• SOURCE MATERIAL:
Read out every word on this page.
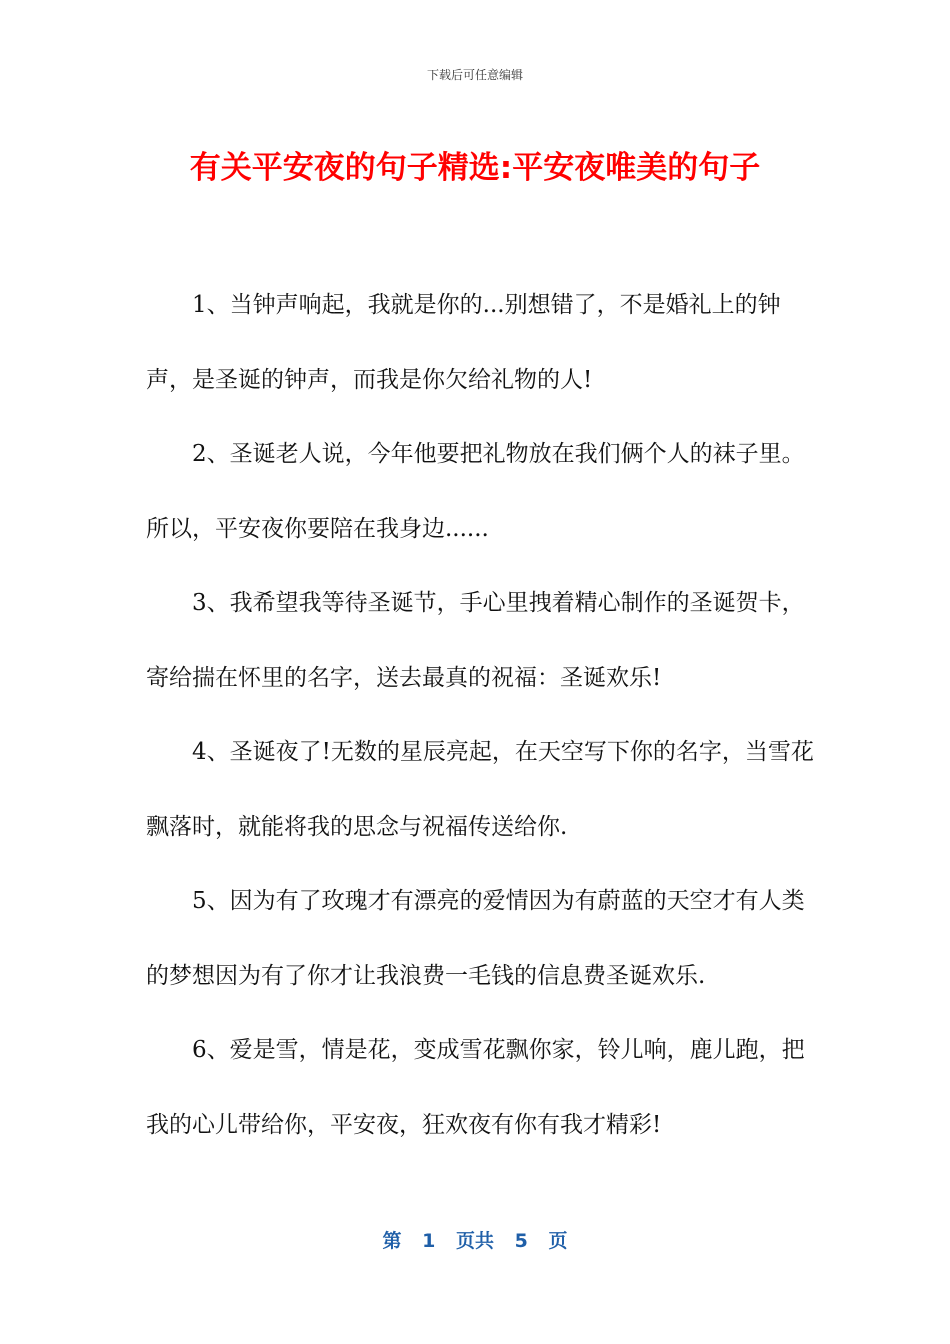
下载后可任意编辑
有关平安夜的句子精选:平安夜唯美的句子

1、当钟声响起，我就是你的...别想错了，不是婚礼上的钟声，是圣诞的钟声，而我是你欠给礼物的人!

2、圣诞老人说，今年他要把礼物放在我们俩个人的袜子里。所以，平安夜你要陪在我身边......

3、我希望我等待圣诞节，手心里拽着精心制作的圣诞贺卡，寄给揣在怀里的名字，送去最真的祝福：圣诞欢乐!

4、圣诞夜了!无数的星辰亮起，在天空写下你的名字，当雪花飘落时，就能将我的思念与祝福传送给你.

5、因为有了玫瑰才有漂亮的爱情因为有蔚蓝的天空才有人类的梦想因为有了你才让我浪费一毛钱的信息费圣诞欢乐.

6、爱是雪，情是花，变成雪花飘你家，铃儿响，鹿儿跑，把我的心儿带给你，平安夜，狂欢夜有你有我才精彩!

第 1 页共 5 页
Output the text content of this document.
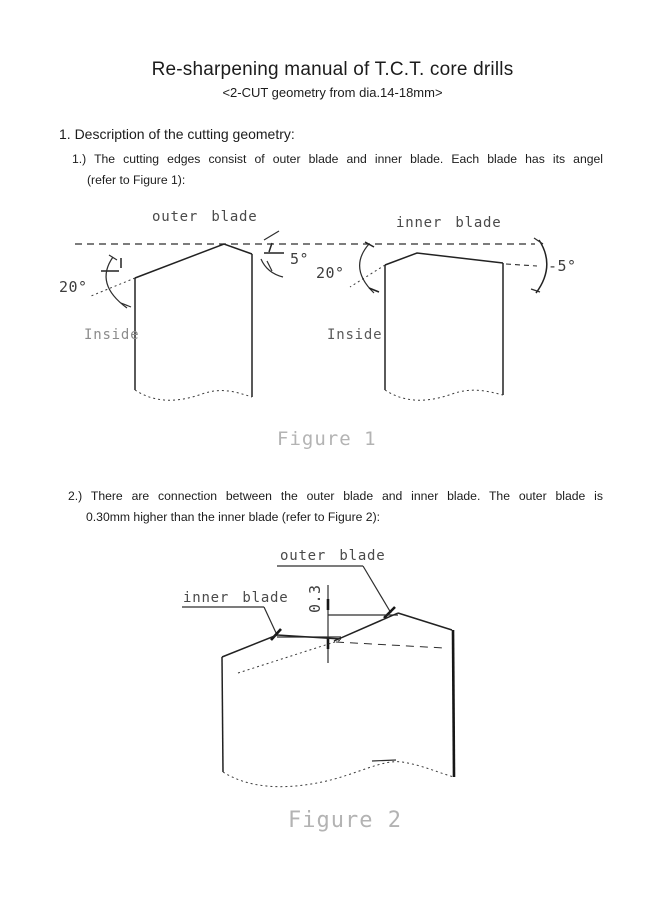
Re-sharpening manual of T.C.T. core drills
<2-CUT geometry from dia.14-18mm>
1. Description of the cutting geometry:
1.) The cutting edges consist of outer blade and inner blade. Each blade has its angel
(refer to Figure 1):
outer blade	inner blade
20°
5°
20°	-5°
Inside	Inside
Figure 1
2.) There are connection between the outer blade and inner blade. The outer blade is
0.30mm higher than the inner blade (refer to Figure 2):
outer blade
inner blade 0.3
Figure 2
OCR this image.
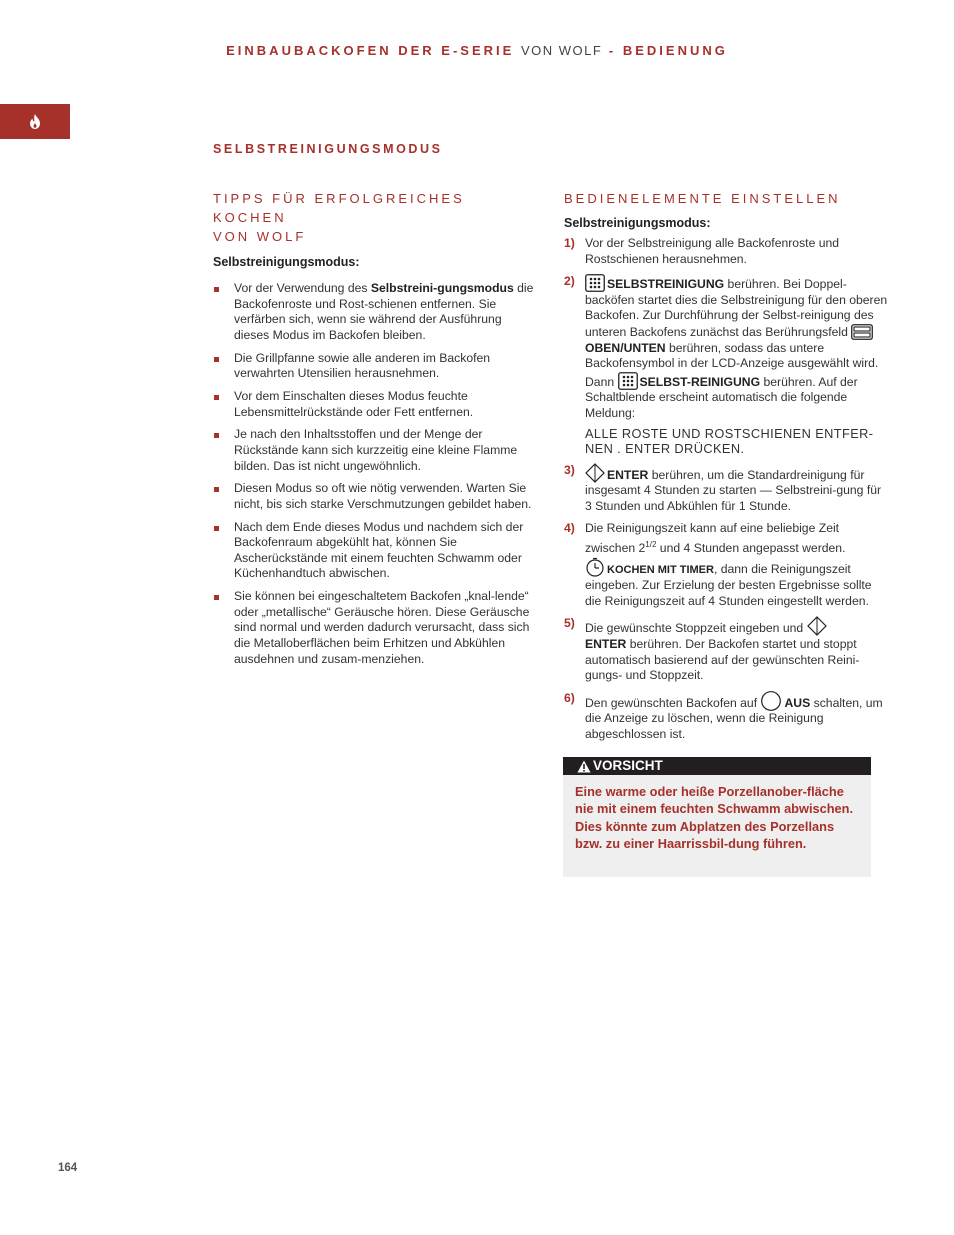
EINBAUBACKOFEN DER E-SERIE VON WOLF - BEDIENUNG
SELBSTREINIGUNGSMODUS
TIPPS FÜR ERFOLGREICHES KOCHEN
VON WOLF
Selbstreinigungsmodus:
Vor der Verwendung des Selbstreini-gungsmodus die Backofenroste und Rost-schienen entfernen. Sie verfärben sich, wenn sie während der Ausführung dieses Modus im Backofen bleiben.
Die Grillpfanne sowie alle anderen im Backofen verwahrten Utensilien herausnehmen.
Vor dem Einschalten dieses Modus feuchte Lebensmittelrückstände oder Fett entfernen.
Je nach den Inhaltsstoffen und der Menge der Rückstände kann sich kurzzeitig eine kleine Flamme bilden. Das ist nicht ungewöhnlich.
Diesen Modus so oft wie nötig verwenden. Warten Sie nicht, bis sich starke Verschmutzungen gebildet haben.
Nach dem Ende dieses Modus und nachdem sich der Backofenraum abgekühlt hat, können Sie Ascherückstände mit einem feuchten Schwamm oder Küchenhandtuch abwischen.
Sie können bei eingeschaltetem Backofen „knal-lende“ oder „metallische“ Geräusche hören. Diese Geräusche sind normal und werden dadurch verursacht, dass sich die Metalloberflächen beim Erhitzen und Abkühlen ausdehnen und zusam-menziehen.
BEDIENELEMENTE EINSTELLEN
Selbstreinigungsmodus:
1) Vor der Selbstreinigung alle Backofenroste und Rostschienen herausnehmen.
2)	SELBSTREINIGUNG berühren. Bei Doppel-backöfen startet dies die Selbstreinigung für den oberen Backofen. Zur Durchführung der Selbst-reinigung des unteren Backofens zunächst das Berührungsfeld OBEN/UNTEN berühren, sodass das untere Backofensymbol in der LCD-Anzeige ausgewählt wird. Dann SELBST-REINIGUNG berühren. Auf der Schaltblende erscheint automatisch die folgende Meldung:
ALLE ROSTE UND ROSTSCHIENEN ENTFER-NEN . ENTER DRÜCKEN.
3)	ENTER berühren, um die Standardreinigung für insgesamt 4 Stunden zu starten — Selbstreini-gung für 3 Stunden und Abkühlen für 1 Stunde.
4) Die Reinigungszeit kann auf eine beliebige Zeit zwischen $2^{1/2}$ und 4 Stunden angepasst werden.
KOCHEN MIT TIMER, dann die Reinigungszeit eingeben. Zur Erzielung der besten Ergebnisse sollte die Reinigungszeit auf 4 Stunden eingestellt werden.
5) Die gewünschte Stoppzeit eingeben und
ENTER berühren. Der Backofen startet und stoppt automatisch basierend auf der gewünschten Reini-gungs- und Stoppzeit.
6) Den gewünschten Backofen auf AUS schalten, um die Anzeige zu löschen, wenn die Reinigung abgeschlossen ist.
VORSICHT
Eine warme oder heiße Porzellanober-fläche nie mit einem feuchten Schwamm abwischen. Dies könnte zum Abplatzen des Porzellans bzw. zu einer Haarrissbil-dung führen.
164
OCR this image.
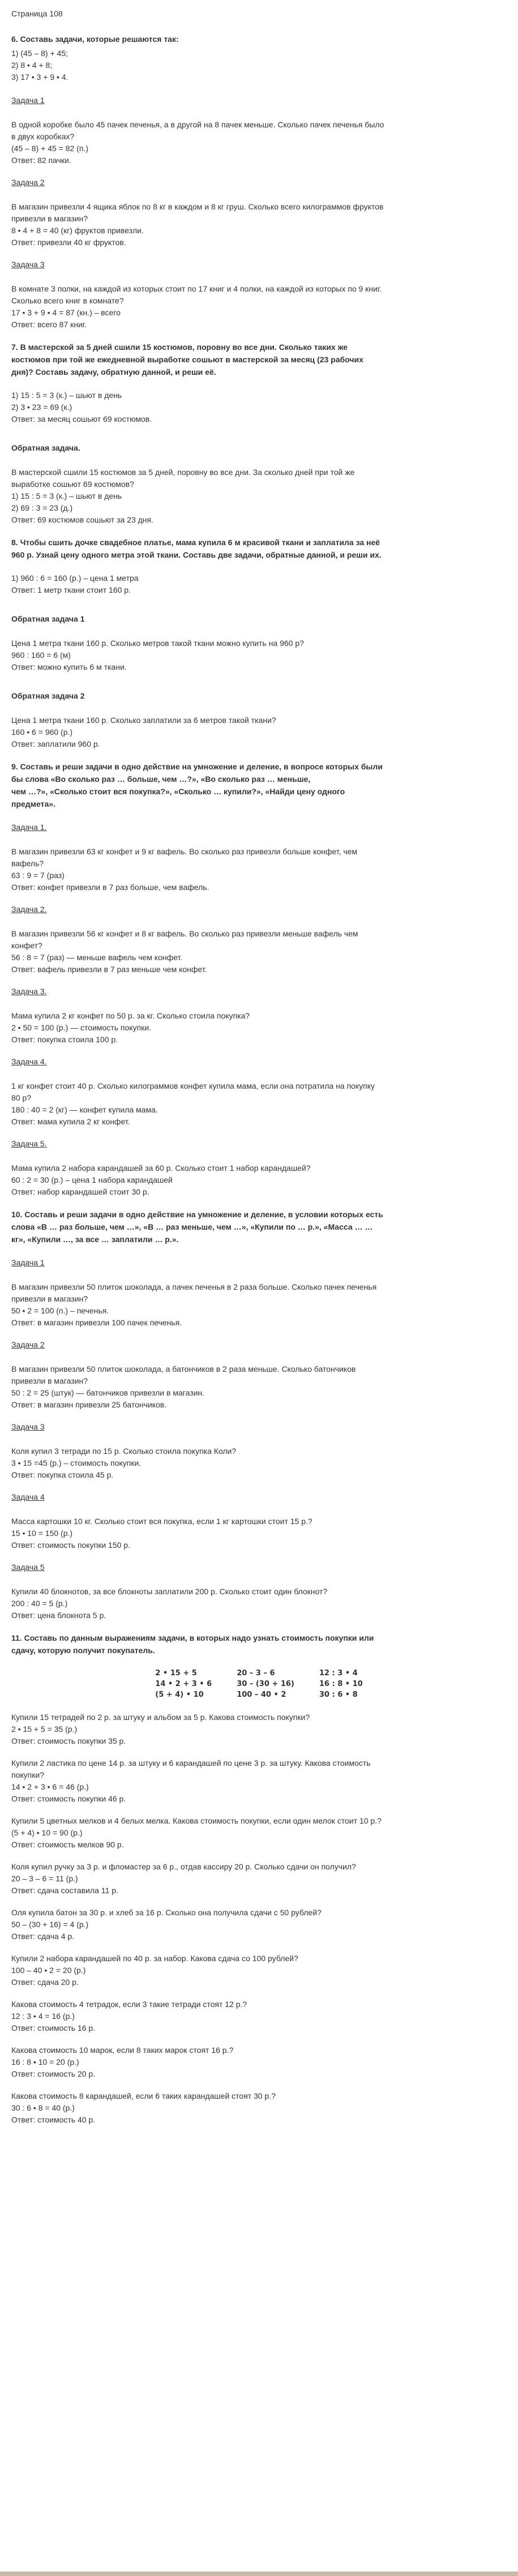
Страница 108

6. Составь задачи, которые решаются так:
1) (45 – 8) + 45;
2) 8 • 4 + 8;
3) 17 • 3 + 9 • 4.
Задача 1
В одной коробке было 45 пачек печенья, а в другой на 8 пачек меньше. Сколько пачек печенья было
в двух коробках?
(45 – 8) + 45 = 82 (п.)
Ответ: 82 пачки.
Задача 2
В магазин привезли 4 ящика яблок по 8 кг в каждом и 8 кг груш. Сколько всего килограммов фруктов
привезли в магазин?
8 • 4 + 8 = 40 (кг) фруктов привезли.
Ответ: привезли 40 кг фруктов.
Задача 3
В комнате 3 полки, на каждой из которых стоит по 17 книг и 4 полки, на каждой из которых по 9 книг.
Сколько всего книг в комнате?
17 • 3 + 9 • 4 = 87 (кн.) – всего
Ответ: всего 87 книг.
7. В мастерской за 5 дней сшили 15 костюмов, поровну во все дни. Сколько таких же
костюмов при той же ежедневной выработке сошьют в мастерской за месяц (23 рабочих
дня)? Составь задачу, обратную данной, и реши её.
1) 15 : 5 = 3 (к.) – шьют в день
2) 3 • 23 = 69 (к.)
Ответ: за месяц сошьют 69 костюмов.
Обратная задача.
В мастерской сшили 15 костюмов за 5 дней, поровну во все дни. За сколько дней при той же
выработке сошьют 69 костюмов?
1) 15 : 5 = 3 (к.) – шьют в день
2) 69 : 3 = 23 (д.)
Ответ: 69 костюмов сошьют за 23 дня.
8. Чтобы сшить дочке свадебное платье, мама купила 6 м красивой ткани и заплатила за неё
960 р. Узнай цену одного метра этой ткани. Составь две задачи, обратные данной, и реши их.
1) 960 : 6 = 160 (р.) – цена 1 метра
Ответ: 1 метр ткани стоит 160 р.
Обратная задача 1
Цена 1 метра ткани 160 р. Сколько метров такой ткани можно купить на 960 р?
960 : 160 = 6 (м)
Ответ: можно купить 6 м ткани.
Обратная задача 2
Цена 1 метра ткани 160 р. Сколько заплатили за 6 метров такой ткани?
160 • 6 = 960 (р.)
Ответ: заплатили 960 р.
9. Составь и реши задачи в одно действие на умножение и деление, в вопросе которых были
бы слова «Во сколько раз … больше, чем …?», «Во сколько раз … меньше,
чем …?», «Сколько стоит вся покупка?», «Сколько … купили?», «Найди цену одного
предмета».
Задача 1.
В магазин привезли 63 кг конфет и 9 кг вафель. Во сколько раз привезли больше конфет, чем
вафель?
63 : 9 = 7 (раз)
Ответ: конфет привезли в 7 раз больше, чем вафель.
Задача 2.
В магазин привезли 56 кг конфет и 8 кг вафель. Во сколько раз привезли меньше вафель чем
конфет?
56 : 8 = 7 (раз) — меньше вафель чем конфет.
Ответ: вафель привезли в 7 раз меньше чем конфет.
Задача 3.
Мама купила 2 кг конфет по 50 р. за кг. Сколько стоила покупка?
2 • 50 = 100 (р.) — стоимость покупки.
Ответ: покупка стоила 100 р.
Задача 4.
1 кг конфет стоит 40 р. Сколько килограммов конфет купила мама, если она потратила на покупку
80 р?
180 : 40 = 2 (кг) — конфет купила мама.
Ответ: мама купила 2 кг конфет.
Задача 5.
Мама купила 2 набора карандашей за 60 р. Сколько стоит 1 набор карандашей?
60 : 2 = 30 (р.) – цена 1 набора карандашей
Ответ: набор карандашей стоит 30 р.
10. Составь и реши задачи в одно действие на умножение и деление, в условии которых есть
слова «В … раз больше, чем …», «В … раз меньше, чем …», «Купили по … р.», «Масса … …
кг», «Купили …, за все … заплатили … р.».
Задача 1
В магазин привезли 50 плиток шоколада, а пачек печенья в 2 раза больше. Сколько пачек печенья
привезли в магазин?
50 • 2 = 100 (п.) – печенья.
Ответ: в магазин привезли 100 пачек печенья.
Задача 2
В магазин привезли 50 плиток шоколада, а батончиков в 2 раза меньше. Сколько батончиков
привезли в магазин?
50 : 2 = 25 (штук) — батончиков привезли в магазин.
Ответ: в магазин привезли 25 батончиков.
Задача 3
Коля купил 3 тетради по 15 р. Сколько стоила покупка Коли?
3 • 15 =45 (р.) – стоимость покупки.
Ответ: покупка стоила 45 р.
Задача 4
Масса картошки 10 кг. Сколько стоит вся покупка, если 1 кг картошки стоит 15 р.?
15 • 10 = 150 (р.)
Ответ: стоимость покупки 150 р.
Задача 5
Купили 40 блокнотов, за все блокноты заплатили 200 р. Сколько стоит один блокнот?
200 : 40 = 5 (р.)
Ответ: цена блокнота 5 р.
11. Составь по данным выражениям задачи, в которых надо узнать стоимость покупки или
сдачу, которую получит покупатель.
2 • 15 + 5
14 • 2 + 3 • 6
(5 + 4) • 10
20 – 3 – 6
30 – (30 + 16)
100 – 40 • 2
12 : 3 • 4
16 : 8 • 10
30 : 6 • 8
Купили 15 тетрадей по 2 р. за штуку и альбом за 5 р. Какова стоимость покупки?
2 • 15 + 5 = 35 (р.)
Ответ: стоимость покупки 35 р.
Купили 2 ластика по цене 14 р. за штуку и 6 карандашей по цене 3 р. за штуку. Какова стоимость
покупки?
14 • 2 + 3 • 6 = 46 (р.)
Ответ: стоимость покупки 46 р.
Купили 5 цветных мелков и 4 белых мелка. Какова стоимость покупки, если один мелок стоит 10 р.?
(5 + 4) • 10 = 90 (р.)
Ответ: стоимость мелков 90 р.
Коля купил ручку за 3 р. и фломастер за 6 р., отдав кассиру 20 р. Сколько сдачи он получил?
20 – 3 – 6 = 11 (р.)
Ответ: сдача составила 11 р.
Оля купила батон за 30 р. и хлеб за 16 р. Сколько она получила сдачи с 50 рублей?
50 – (30 + 16) = 4 (р.)
Ответ: сдача 4 р.
Купили 2 набора карандашей по 40 р. за набор. Какова сдача со 100 рублей?
100 – 40 • 2 = 20 (р.)
Ответ: сдача 20 р.
Какова стоимость 4 тетрадок, если 3 такие тетради стоят 12 р.?
12 : 3 • 4 = 16 (р.)
Ответ: стоимость 16 р.
Какова стоимость 10 марок, если 8 таких марок стоят 16 р.?
16 : 8 • 10 = 20 (р.)
Ответ: стоимость 20 р.
Какова стоимость 8 карандашей, если 6 таких карандашей стоят 30 р.?
30 : 6 • 8 = 40 (р.)
Ответ: стоимость 40 р.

• STATED PROBLEM: Return, from the data, each line that has the word "refer" in it.

• OUTPUT BELOW:
(refer to Figure 1):
0.30mm higher than the inner blade (refer to Figure 2):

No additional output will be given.